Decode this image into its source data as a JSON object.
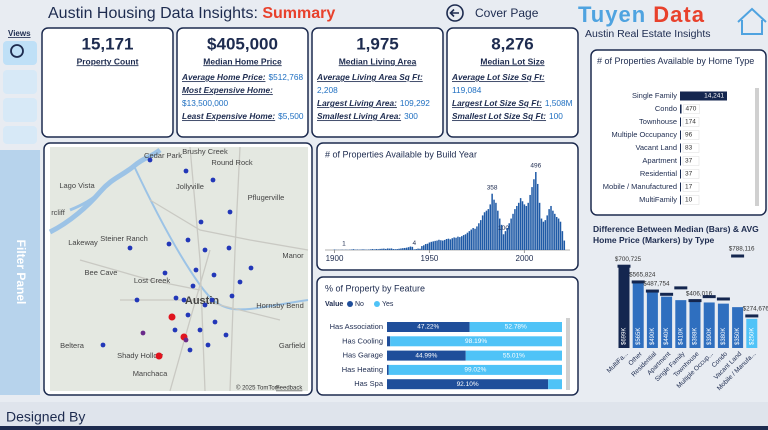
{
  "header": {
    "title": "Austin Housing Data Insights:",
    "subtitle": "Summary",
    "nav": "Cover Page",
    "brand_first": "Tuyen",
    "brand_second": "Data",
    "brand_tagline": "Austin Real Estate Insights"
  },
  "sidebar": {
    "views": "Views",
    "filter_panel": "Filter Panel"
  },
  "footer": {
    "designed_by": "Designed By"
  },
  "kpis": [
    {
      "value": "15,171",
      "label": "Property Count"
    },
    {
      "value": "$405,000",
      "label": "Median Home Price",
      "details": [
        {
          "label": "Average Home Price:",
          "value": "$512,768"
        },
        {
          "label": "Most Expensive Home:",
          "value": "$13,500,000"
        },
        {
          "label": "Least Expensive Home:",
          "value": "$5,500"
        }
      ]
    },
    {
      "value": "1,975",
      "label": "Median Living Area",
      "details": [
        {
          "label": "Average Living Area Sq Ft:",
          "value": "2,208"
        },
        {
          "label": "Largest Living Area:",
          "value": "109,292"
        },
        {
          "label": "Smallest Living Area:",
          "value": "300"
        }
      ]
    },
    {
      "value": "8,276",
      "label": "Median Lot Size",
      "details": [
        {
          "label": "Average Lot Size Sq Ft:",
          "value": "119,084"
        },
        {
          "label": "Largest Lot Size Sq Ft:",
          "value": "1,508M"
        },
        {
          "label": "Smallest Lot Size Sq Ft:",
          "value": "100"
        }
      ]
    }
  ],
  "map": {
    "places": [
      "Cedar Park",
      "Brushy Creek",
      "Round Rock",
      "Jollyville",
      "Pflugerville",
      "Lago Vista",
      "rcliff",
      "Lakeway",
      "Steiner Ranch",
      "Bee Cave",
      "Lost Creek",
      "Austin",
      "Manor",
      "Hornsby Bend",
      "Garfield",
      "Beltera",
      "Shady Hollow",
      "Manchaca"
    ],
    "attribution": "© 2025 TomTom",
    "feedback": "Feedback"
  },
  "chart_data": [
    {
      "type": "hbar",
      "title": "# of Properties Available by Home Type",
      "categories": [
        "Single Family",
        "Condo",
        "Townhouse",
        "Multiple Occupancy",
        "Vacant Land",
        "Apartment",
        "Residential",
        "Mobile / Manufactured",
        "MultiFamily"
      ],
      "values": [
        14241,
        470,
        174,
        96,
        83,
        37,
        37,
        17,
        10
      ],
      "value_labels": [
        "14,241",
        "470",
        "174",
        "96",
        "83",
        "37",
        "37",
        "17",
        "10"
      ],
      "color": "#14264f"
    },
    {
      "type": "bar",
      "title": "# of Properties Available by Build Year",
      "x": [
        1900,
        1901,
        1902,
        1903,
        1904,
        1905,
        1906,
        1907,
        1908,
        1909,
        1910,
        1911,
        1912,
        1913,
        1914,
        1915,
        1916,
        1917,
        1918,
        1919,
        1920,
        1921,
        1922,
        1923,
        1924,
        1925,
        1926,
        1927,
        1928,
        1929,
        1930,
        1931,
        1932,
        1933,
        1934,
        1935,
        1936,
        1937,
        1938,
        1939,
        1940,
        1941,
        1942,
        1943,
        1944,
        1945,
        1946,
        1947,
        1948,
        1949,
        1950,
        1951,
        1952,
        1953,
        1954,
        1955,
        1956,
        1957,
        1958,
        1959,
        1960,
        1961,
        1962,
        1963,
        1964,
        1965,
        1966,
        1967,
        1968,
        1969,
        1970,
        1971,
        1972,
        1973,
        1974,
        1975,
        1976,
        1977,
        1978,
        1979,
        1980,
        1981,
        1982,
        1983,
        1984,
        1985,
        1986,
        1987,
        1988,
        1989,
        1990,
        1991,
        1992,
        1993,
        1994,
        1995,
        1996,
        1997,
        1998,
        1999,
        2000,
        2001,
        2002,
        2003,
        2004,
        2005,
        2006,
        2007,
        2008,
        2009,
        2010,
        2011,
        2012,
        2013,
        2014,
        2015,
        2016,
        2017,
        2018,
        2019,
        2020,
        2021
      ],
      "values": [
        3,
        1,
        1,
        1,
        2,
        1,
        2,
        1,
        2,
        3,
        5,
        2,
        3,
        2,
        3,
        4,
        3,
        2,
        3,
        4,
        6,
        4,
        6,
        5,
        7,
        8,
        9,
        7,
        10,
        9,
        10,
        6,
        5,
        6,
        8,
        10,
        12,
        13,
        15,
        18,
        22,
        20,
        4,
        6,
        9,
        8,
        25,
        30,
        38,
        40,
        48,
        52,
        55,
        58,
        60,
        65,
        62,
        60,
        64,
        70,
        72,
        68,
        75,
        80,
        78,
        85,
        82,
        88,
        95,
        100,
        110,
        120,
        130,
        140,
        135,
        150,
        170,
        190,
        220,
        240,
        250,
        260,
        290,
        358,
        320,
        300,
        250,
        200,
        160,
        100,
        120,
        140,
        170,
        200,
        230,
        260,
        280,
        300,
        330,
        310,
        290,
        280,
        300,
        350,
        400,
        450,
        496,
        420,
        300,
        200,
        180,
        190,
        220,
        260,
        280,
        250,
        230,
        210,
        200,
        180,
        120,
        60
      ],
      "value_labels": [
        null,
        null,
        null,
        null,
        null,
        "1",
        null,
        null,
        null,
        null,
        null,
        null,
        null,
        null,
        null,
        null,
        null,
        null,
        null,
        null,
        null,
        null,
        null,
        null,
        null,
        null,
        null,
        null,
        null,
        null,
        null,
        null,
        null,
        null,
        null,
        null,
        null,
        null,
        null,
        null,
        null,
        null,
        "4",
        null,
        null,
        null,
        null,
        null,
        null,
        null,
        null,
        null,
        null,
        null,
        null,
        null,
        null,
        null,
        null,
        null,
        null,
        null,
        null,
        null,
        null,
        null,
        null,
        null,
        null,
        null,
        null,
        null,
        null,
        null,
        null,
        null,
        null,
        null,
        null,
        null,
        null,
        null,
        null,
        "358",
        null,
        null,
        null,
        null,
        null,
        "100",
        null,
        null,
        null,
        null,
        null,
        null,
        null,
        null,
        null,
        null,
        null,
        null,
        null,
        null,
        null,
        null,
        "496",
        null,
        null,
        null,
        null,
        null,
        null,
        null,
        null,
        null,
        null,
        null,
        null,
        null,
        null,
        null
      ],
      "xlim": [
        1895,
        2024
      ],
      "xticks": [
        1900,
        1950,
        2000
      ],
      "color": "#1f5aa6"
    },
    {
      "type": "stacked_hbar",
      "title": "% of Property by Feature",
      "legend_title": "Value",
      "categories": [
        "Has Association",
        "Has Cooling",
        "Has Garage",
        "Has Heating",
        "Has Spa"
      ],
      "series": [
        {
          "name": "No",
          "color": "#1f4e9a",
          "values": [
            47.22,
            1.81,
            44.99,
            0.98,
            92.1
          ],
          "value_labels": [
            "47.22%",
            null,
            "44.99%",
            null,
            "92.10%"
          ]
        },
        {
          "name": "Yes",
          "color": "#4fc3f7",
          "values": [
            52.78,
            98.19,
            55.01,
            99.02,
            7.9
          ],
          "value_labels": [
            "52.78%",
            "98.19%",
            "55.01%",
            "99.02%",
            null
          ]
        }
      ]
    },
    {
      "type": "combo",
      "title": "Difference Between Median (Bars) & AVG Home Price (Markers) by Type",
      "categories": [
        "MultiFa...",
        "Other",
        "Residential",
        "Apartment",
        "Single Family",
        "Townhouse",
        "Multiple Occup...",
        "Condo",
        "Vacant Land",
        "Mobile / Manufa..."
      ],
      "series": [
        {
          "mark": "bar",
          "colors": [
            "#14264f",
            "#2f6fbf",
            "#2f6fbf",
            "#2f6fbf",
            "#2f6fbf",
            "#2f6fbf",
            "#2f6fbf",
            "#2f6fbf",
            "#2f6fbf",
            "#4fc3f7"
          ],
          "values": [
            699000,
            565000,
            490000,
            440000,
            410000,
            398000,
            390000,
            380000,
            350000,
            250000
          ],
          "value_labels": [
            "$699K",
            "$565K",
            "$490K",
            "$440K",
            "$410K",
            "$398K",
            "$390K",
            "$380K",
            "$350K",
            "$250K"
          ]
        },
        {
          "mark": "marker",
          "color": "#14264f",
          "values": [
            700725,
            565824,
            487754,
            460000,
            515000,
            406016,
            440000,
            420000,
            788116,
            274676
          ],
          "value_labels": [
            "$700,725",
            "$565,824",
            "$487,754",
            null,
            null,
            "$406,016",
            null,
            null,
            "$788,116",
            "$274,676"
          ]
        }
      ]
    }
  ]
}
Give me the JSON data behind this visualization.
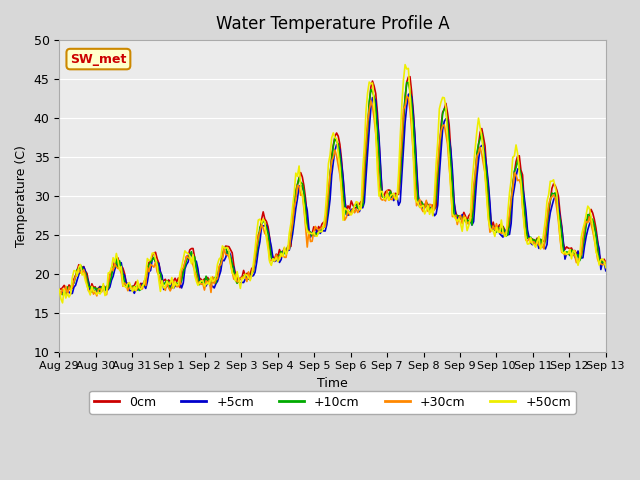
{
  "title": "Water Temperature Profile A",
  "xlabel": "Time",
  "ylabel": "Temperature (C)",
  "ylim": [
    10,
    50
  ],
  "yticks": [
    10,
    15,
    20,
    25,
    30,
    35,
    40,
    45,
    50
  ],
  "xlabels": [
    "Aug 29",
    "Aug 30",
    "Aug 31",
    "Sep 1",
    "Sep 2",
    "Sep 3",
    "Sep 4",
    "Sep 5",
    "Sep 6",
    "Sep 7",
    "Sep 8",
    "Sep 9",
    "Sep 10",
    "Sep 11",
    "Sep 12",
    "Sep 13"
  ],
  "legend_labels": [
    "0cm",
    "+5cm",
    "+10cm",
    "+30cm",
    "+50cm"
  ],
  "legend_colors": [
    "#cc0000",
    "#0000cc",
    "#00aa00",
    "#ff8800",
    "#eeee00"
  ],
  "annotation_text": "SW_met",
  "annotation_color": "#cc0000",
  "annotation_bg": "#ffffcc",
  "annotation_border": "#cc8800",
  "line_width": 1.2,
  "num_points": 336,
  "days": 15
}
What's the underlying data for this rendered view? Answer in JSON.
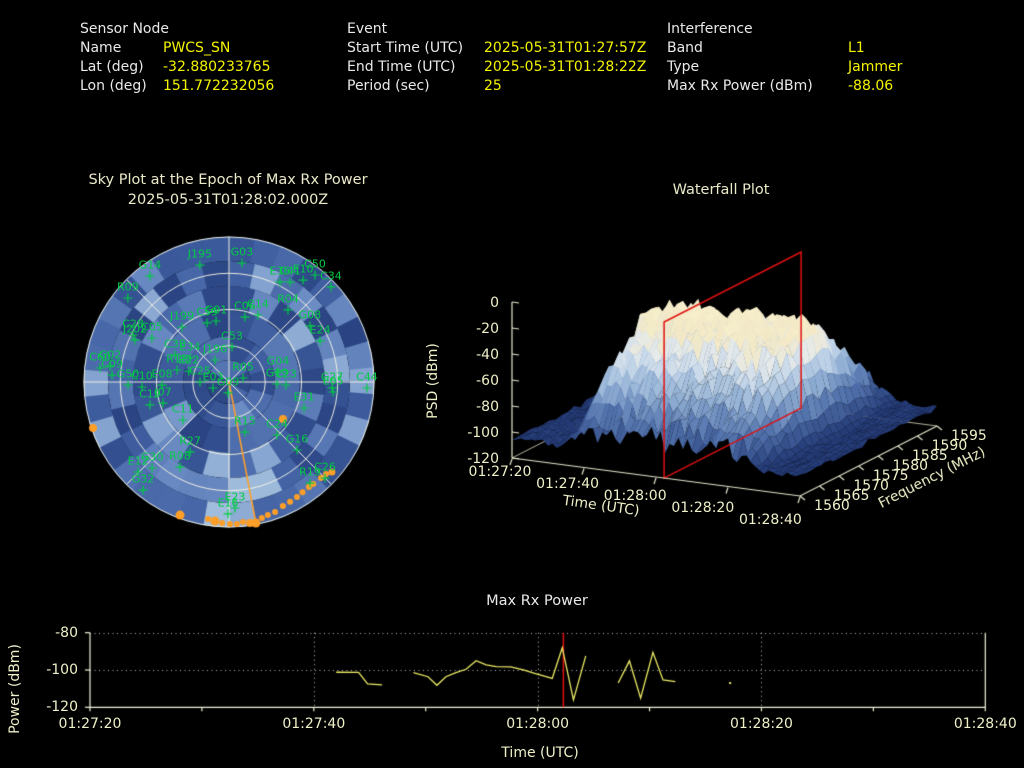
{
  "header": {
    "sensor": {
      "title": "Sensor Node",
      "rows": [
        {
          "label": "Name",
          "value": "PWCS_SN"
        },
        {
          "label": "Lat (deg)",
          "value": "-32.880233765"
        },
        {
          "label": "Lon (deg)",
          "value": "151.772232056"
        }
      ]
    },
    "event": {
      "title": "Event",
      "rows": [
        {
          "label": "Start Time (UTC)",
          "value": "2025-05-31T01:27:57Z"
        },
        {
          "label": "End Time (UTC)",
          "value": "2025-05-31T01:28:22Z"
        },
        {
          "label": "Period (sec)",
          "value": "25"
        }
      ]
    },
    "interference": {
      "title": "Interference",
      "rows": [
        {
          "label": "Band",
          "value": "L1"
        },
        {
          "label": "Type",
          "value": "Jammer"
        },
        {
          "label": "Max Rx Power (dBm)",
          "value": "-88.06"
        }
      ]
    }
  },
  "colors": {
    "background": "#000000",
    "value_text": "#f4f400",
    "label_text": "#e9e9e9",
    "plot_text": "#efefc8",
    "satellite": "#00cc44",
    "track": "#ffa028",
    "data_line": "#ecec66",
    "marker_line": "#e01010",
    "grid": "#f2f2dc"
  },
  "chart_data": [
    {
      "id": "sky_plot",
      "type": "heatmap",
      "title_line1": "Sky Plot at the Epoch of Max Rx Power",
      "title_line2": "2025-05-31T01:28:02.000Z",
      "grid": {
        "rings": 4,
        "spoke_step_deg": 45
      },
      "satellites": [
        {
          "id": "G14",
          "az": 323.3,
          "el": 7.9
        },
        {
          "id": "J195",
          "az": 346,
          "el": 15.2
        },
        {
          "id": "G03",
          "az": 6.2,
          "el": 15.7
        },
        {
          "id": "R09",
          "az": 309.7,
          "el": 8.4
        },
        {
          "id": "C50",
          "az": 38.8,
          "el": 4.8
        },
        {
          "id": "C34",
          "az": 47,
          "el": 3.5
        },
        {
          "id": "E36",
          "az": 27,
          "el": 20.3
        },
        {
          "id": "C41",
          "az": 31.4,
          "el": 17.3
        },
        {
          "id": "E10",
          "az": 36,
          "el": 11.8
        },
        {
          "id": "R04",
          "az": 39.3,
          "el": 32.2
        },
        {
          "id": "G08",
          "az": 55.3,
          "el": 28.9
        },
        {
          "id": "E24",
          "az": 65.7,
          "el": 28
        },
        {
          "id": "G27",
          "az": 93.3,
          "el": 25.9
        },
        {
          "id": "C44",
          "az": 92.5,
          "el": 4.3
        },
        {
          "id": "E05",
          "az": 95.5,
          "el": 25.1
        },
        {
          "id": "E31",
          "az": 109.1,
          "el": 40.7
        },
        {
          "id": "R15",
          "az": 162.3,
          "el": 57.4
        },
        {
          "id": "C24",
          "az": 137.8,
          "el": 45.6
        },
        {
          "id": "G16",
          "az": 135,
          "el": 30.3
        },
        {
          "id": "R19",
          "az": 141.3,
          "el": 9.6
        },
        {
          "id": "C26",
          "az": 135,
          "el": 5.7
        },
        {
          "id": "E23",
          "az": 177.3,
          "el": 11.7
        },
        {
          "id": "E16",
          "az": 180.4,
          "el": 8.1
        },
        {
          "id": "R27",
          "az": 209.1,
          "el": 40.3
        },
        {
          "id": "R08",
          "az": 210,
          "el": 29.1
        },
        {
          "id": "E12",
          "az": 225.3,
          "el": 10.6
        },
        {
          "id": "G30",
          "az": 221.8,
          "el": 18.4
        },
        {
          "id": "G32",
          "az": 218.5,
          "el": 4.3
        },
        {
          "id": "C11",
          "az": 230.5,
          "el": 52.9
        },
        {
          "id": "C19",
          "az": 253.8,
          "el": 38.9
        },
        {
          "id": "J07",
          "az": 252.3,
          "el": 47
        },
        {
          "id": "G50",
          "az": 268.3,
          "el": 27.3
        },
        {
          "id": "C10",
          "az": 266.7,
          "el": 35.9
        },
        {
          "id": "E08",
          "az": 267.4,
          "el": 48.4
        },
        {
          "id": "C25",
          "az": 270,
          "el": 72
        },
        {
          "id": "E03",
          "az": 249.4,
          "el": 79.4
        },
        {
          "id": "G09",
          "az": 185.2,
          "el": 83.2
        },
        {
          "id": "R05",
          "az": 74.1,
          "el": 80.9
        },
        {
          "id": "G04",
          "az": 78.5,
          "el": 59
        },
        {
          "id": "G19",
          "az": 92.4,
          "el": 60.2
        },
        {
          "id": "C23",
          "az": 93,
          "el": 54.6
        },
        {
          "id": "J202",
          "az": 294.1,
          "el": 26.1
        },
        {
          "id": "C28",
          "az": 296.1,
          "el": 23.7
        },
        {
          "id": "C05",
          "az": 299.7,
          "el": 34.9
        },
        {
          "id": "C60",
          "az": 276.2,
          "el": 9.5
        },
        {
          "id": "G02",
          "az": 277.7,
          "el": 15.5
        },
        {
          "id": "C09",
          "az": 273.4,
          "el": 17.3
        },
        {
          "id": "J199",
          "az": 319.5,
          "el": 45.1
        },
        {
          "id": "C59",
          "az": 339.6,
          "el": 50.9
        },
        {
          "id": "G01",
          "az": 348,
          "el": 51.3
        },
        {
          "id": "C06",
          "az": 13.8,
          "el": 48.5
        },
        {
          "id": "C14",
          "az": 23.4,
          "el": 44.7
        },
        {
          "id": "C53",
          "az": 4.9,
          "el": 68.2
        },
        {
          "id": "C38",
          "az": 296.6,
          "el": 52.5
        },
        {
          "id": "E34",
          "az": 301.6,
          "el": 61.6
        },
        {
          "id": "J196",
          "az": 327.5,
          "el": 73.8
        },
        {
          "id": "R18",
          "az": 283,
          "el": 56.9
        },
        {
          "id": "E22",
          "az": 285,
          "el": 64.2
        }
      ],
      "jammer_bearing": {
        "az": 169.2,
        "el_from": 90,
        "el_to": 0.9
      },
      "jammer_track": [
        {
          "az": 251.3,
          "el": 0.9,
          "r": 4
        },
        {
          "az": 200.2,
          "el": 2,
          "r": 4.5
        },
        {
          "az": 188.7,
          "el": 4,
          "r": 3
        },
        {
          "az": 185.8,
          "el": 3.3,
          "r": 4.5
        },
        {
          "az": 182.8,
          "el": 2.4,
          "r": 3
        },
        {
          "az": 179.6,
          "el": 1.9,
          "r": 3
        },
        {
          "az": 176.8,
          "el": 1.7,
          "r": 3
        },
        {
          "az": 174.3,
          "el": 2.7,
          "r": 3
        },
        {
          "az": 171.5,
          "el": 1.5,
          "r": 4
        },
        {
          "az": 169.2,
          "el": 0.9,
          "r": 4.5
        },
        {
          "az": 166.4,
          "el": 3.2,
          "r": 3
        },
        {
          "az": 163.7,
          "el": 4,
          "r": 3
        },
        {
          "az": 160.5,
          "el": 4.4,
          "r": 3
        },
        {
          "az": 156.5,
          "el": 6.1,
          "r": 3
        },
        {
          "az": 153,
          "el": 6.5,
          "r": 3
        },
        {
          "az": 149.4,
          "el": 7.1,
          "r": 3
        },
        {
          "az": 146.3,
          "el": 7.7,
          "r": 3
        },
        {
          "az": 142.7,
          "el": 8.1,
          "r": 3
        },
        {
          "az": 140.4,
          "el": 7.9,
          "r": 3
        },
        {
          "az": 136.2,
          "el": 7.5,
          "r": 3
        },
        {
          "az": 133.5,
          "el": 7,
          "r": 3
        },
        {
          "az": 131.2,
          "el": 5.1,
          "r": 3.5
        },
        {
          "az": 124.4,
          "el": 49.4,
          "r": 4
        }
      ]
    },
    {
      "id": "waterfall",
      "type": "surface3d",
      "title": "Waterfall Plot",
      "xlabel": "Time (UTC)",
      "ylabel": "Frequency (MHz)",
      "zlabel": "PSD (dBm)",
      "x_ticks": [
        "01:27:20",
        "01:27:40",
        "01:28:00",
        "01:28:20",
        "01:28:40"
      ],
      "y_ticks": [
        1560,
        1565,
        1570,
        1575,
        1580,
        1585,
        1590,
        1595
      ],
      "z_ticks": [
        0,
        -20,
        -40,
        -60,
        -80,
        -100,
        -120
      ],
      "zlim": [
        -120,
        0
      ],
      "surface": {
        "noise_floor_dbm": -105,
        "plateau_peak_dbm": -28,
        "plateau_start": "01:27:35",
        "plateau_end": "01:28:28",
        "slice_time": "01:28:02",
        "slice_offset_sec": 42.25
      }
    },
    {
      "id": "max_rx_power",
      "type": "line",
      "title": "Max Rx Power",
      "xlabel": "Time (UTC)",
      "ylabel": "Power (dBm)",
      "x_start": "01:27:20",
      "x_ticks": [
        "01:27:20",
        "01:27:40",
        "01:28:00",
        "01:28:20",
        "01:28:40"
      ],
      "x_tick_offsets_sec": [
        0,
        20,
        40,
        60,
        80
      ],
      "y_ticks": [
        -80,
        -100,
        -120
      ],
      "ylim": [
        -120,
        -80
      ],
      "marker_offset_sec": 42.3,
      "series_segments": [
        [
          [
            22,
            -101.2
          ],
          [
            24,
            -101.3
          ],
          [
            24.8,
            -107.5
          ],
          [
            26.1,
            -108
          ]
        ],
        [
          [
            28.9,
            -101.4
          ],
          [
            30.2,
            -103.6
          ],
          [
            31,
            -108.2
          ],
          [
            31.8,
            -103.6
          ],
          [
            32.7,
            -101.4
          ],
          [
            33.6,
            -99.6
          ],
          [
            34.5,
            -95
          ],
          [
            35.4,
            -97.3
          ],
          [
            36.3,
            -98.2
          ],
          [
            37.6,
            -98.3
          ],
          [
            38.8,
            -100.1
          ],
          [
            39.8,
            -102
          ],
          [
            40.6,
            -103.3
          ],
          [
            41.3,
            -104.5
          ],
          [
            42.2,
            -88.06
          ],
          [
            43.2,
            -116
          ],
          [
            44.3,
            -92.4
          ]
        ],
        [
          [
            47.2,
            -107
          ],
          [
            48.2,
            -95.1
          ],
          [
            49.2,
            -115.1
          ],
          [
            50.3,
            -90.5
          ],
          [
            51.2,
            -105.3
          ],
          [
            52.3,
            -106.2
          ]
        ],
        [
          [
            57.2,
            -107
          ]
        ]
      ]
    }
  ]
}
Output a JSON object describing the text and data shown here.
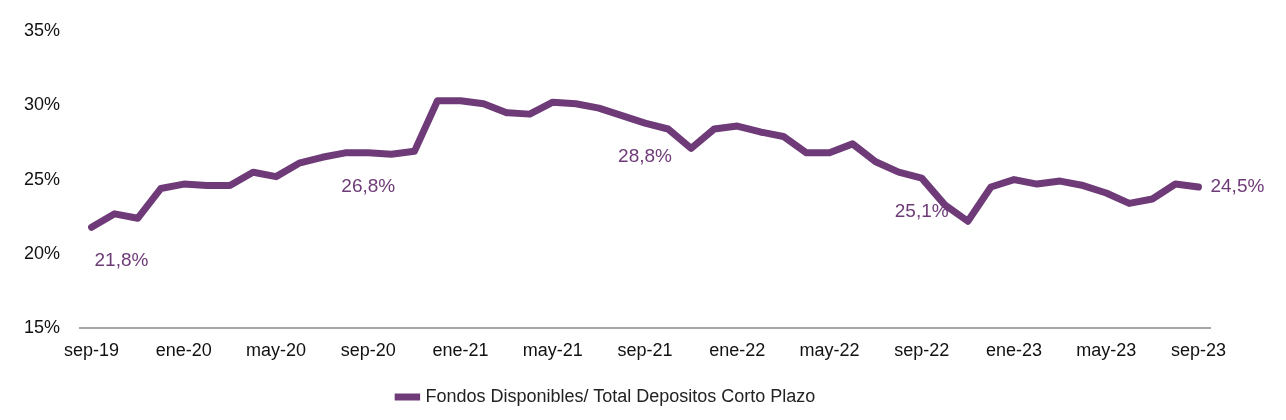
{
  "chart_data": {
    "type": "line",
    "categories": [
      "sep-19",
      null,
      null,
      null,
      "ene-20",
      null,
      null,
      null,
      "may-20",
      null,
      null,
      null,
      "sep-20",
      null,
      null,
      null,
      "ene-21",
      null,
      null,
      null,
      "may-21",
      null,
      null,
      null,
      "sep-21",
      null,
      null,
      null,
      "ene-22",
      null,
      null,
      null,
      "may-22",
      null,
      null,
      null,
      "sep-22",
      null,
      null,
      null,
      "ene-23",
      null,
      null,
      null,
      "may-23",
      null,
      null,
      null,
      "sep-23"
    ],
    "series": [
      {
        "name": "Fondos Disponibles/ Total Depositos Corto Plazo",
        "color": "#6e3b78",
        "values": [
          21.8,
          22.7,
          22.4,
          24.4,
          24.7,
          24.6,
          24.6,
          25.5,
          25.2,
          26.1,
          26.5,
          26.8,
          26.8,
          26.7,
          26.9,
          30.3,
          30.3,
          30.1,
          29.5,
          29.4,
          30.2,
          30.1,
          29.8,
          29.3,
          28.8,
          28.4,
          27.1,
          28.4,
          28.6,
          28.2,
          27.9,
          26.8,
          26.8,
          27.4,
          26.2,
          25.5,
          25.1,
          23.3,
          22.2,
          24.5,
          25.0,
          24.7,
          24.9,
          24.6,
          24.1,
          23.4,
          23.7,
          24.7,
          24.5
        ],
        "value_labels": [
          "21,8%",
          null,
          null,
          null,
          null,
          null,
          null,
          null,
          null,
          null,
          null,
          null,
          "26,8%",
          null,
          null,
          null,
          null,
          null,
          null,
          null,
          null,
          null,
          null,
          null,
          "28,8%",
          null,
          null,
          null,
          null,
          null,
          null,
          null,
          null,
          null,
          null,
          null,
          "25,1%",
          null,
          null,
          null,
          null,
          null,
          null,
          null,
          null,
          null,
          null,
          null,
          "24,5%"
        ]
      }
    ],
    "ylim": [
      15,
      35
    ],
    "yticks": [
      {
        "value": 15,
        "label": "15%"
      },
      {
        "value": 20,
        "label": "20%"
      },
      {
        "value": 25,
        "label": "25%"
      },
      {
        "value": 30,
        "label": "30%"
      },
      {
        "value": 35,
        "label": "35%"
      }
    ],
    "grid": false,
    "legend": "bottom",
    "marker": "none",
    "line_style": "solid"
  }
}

* * * *

== Problem requirements ==
The string "Properties" may appear in lines of the listing above; tally those lines and give the number only.

== The result ==
2